Write the listing out again, all of it, word for word.

[Records from a data source]
# # # # #

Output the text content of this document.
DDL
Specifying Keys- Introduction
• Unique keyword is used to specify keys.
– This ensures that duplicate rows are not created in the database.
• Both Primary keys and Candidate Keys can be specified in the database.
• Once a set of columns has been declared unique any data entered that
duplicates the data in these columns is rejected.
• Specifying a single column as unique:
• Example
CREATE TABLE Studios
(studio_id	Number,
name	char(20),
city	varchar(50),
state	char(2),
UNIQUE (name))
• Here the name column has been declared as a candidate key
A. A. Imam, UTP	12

# # # # #

## Response
Output the text content of this document.
DDL
Specifying Keys- Introduction
• Unique keyword is used to specify keys.
– This ensures that duplicate rows are not created in the database.
• Both Primary keys and Candidate Keys can be specified in the database.
• Once a set of columns has been declared unique any data entered that
duplicates the data in these columns is rejected.
• Specifying a single column as unique:
• Example
CREATE TABLE Studios
(studio_id	Number,
name	char(20),
city	varchar(50),
state	char(2),
UNIQUE (name))
• Here the name column has been declared as a candidate key
A. A. Imam, UTP	12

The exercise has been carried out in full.